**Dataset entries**
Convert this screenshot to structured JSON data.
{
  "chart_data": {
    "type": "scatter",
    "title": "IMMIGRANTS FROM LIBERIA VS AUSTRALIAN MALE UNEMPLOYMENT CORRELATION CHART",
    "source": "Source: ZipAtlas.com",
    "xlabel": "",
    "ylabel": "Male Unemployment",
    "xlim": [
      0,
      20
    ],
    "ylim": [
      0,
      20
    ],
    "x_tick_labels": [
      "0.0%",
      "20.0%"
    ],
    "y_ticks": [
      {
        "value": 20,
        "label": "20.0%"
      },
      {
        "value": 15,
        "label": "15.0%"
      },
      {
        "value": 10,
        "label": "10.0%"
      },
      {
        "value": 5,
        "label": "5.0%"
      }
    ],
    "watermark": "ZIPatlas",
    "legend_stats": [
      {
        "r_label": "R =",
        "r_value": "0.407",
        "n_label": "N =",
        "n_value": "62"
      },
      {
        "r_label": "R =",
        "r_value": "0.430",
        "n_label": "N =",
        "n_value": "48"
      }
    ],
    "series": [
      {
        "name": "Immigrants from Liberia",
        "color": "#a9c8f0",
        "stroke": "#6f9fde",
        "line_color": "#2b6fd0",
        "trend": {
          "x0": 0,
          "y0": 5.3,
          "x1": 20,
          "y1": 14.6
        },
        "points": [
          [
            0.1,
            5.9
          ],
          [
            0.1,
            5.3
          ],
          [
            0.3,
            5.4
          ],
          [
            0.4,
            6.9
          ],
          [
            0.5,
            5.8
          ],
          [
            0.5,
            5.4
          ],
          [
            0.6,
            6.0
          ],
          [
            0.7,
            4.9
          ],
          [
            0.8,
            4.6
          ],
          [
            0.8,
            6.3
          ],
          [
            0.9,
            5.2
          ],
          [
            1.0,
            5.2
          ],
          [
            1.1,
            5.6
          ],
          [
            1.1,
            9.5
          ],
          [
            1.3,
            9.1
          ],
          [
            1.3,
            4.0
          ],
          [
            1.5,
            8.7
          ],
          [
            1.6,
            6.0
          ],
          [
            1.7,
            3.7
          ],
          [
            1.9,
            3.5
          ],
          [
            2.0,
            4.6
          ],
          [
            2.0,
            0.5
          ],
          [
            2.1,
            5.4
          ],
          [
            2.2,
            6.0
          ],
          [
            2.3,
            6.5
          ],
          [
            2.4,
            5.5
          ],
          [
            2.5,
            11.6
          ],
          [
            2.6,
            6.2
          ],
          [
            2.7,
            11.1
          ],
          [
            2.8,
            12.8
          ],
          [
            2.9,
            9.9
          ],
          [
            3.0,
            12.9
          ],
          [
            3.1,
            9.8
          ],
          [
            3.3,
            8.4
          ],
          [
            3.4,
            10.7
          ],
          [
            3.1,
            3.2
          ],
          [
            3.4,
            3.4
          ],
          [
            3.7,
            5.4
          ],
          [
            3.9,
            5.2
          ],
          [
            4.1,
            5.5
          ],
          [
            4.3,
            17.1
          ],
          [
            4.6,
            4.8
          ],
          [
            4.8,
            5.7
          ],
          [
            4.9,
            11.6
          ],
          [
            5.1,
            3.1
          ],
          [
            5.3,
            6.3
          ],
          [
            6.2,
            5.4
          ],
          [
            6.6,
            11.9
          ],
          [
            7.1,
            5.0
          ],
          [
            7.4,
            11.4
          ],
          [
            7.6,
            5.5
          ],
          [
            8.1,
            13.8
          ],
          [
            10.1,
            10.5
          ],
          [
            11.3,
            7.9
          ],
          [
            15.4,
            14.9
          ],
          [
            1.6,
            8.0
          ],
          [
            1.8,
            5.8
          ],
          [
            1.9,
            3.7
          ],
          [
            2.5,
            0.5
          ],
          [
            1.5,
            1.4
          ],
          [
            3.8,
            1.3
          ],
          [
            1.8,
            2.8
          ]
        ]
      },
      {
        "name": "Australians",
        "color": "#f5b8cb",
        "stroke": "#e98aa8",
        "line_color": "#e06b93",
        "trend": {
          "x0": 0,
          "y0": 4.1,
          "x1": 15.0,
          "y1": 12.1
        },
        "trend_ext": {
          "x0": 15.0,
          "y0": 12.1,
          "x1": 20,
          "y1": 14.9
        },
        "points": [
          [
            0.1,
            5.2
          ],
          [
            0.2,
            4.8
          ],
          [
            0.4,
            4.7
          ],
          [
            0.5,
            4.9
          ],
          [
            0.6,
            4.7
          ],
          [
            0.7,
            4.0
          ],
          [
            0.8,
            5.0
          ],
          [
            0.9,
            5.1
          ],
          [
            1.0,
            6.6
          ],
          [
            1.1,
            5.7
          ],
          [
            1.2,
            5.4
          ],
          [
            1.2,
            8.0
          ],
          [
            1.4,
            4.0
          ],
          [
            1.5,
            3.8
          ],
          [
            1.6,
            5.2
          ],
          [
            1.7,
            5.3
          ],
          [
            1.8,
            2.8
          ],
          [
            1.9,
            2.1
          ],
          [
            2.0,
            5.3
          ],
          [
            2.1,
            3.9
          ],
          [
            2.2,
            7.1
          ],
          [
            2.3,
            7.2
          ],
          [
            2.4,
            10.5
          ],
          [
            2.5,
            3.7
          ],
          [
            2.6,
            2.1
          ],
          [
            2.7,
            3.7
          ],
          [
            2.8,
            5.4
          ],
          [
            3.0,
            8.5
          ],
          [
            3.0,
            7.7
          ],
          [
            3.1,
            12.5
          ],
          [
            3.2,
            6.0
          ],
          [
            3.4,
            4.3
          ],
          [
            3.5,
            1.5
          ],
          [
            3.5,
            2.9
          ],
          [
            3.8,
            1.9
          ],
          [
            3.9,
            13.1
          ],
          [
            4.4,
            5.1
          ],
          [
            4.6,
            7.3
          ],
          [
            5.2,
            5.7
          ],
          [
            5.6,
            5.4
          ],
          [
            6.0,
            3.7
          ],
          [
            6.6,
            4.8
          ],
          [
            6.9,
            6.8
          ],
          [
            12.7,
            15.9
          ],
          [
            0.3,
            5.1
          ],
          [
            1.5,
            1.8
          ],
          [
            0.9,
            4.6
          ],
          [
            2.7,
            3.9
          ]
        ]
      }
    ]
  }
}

**Given request**
Without omitting anything, output the entries exactly.

**Correct result**
Convert this screenshot to structured JSON data.
{
  "chart_data": {
    "type": "scatter",
    "title": "IMMIGRANTS FROM LIBERIA VS AUSTRALIAN MALE UNEMPLOYMENT CORRELATION CHART",
    "source": "Source: ZipAtlas.com",
    "xlabel": "",
    "ylabel": "Male Unemployment",
    "xlim": [
      0,
      20
    ],
    "ylim": [
      0,
      20
    ],
    "x_tick_labels": [
      "0.0%",
      "20.0%"
    ],
    "y_ticks": [
      {
        "value": 20,
        "label": "20.0%"
      },
      {
        "value": 15,
        "label": "15.0%"
      },
      {
        "value": 10,
        "label": "10.0%"
      },
      {
        "value": 5,
        "label": "5.0%"
      }
    ],
    "watermark": "ZIPatlas",
    "legend_stats": [
      {
        "r_label": "R =",
        "r_value": "0.407",
        "n_label": "N =",
        "n_value": "62"
      },
      {
        "r_label": "R =",
        "r_value": "0.430",
        "n_label": "N =",
        "n_value": "48"
      }
    ],
    "series": [
      {
        "name": "Immigrants from Liberia",
        "color": "#a9c8f0",
        "stroke": "#6f9fde",
        "line_color": "#2b6fd0",
        "trend": {
          "x0": 0,
          "y0": 5.3,
          "x1": 20,
          "y1": 14.6
        },
        "points": [
          [
            0.1,
            5.9
          ],
          [
            0.1,
            5.3
          ],
          [
            0.3,
            5.4
          ],
          [
            0.4,
            6.9
          ],
          [
            0.5,
            5.8
          ],
          [
            0.5,
            5.4
          ],
          [
            0.6,
            6.0
          ],
          [
            0.7,
            4.9
          ],
          [
            0.8,
            4.6
          ],
          [
            0.8,
            6.3
          ],
          [
            0.9,
            5.2
          ],
          [
            1.0,
            5.2
          ],
          [
            1.1,
            5.6
          ],
          [
            1.1,
            9.5
          ],
          [
            1.3,
            9.1
          ],
          [
            1.3,
            4.0
          ],
          [
            1.5,
            8.7
          ],
          [
            1.6,
            6.0
          ],
          [
            1.7,
            3.7
          ],
          [
            1.9,
            3.5
          ],
          [
            2.0,
            4.6
          ],
          [
            2.0,
            0.5
          ],
          [
            2.1,
            5.4
          ],
          [
            2.2,
            6.0
          ],
          [
            2.3,
            6.5
          ],
          [
            2.4,
            5.5
          ],
          [
            2.5,
            11.6
          ],
          [
            2.6,
            6.2
          ],
          [
            2.7,
            11.1
          ],
          [
            2.8,
            12.8
          ],
          [
            2.9,
            9.9
          ],
          [
            3.0,
            12.9
          ],
          [
            3.1,
            9.8
          ],
          [
            3.3,
            8.4
          ],
          [
            3.4,
            10.7
          ],
          [
            3.1,
            3.2
          ],
          [
            3.4,
            3.4
          ],
          [
            3.7,
            5.4
          ],
          [
            3.9,
            5.2
          ],
          [
            4.1,
            5.5
          ],
          [
            4.3,
            17.1
          ],
          [
            4.6,
            4.8
          ],
          [
            4.8,
            5.7
          ],
          [
            4.9,
            11.6
          ],
          [
            5.1,
            3.1
          ],
          [
            5.3,
            6.3
          ],
          [
            6.2,
            5.4
          ],
          [
            6.6,
            11.9
          ],
          [
            7.1,
            5.0
          ],
          [
            7.4,
            11.4
          ],
          [
            7.6,
            5.5
          ],
          [
            8.1,
            13.8
          ],
          [
            10.1,
            10.5
          ],
          [
            11.3,
            7.9
          ],
          [
            15.4,
            14.9
          ],
          [
            1.6,
            8.0
          ],
          [
            1.8,
            5.8
          ],
          [
            1.9,
            3.7
          ],
          [
            2.5,
            0.5
          ],
          [
            1.5,
            1.4
          ],
          [
            3.8,
            1.3
          ],
          [
            1.8,
            2.8
          ]
        ]
      },
      {
        "name": "Australians",
        "color": "#f5b8cb",
        "stroke": "#e98aa8",
        "line_color": "#e06b93",
        "trend": {
          "x0": 0,
          "y0": 4.1,
          "x1": 15.0,
          "y1": 12.1
        },
        "trend_ext": {
          "x0": 15.0,
          "y0": 12.1,
          "x1": 20,
          "y1": 14.9
        },
        "points": [
          [
            0.1,
            5.2
          ],
          [
            0.2,
            4.8
          ],
          [
            0.4,
            4.7
          ],
          [
            0.5,
            4.9
          ],
          [
            0.6,
            4.7
          ],
          [
            0.7,
            4.0
          ],
          [
            0.8,
            5.0
          ],
          [
            0.9,
            5.1
          ],
          [
            1.0,
            6.6
          ],
          [
            1.1,
            5.7
          ],
          [
            1.2,
            5.4
          ],
          [
            1.2,
            8.0
          ],
          [
            1.4,
            4.0
          ],
          [
            1.5,
            3.8
          ],
          [
            1.6,
            5.2
          ],
          [
            1.7,
            5.3
          ],
          [
            1.8,
            2.8
          ],
          [
            1.9,
            2.1
          ],
          [
            2.0,
            5.3
          ],
          [
            2.1,
            3.9
          ],
          [
            2.2,
            7.1
          ],
          [
            2.3,
            7.2
          ],
          [
            2.4,
            10.5
          ],
          [
            2.5,
            3.7
          ],
          [
            2.6,
            2.1
          ],
          [
            2.7,
            3.7
          ],
          [
            2.8,
            5.4
          ],
          [
            3.0,
            8.5
          ],
          [
            3.0,
            7.7
          ],
          [
            3.1,
            12.5
          ],
          [
            3.2,
            6.0
          ],
          [
            3.4,
            4.3
          ],
          [
            3.5,
            1.5
          ],
          [
            3.5,
            2.9
          ],
          [
            3.8,
            1.9
          ],
          [
            3.9,
            13.1
          ],
          [
            4.4,
            5.1
          ],
          [
            4.6,
            7.3
          ],
          [
            5.2,
            5.7
          ],
          [
            5.6,
            5.4
          ],
          [
            6.0,
            3.7
          ],
          [
            6.6,
            4.8
          ],
          [
            6.9,
            6.8
          ],
          [
            12.7,
            15.9
          ],
          [
            0.3,
            5.1
          ],
          [
            1.5,
            1.8
          ],
          [
            0.9,
            4.6
          ],
          [
            2.7,
            3.9
          ]
        ]
      }
    ]
  }
}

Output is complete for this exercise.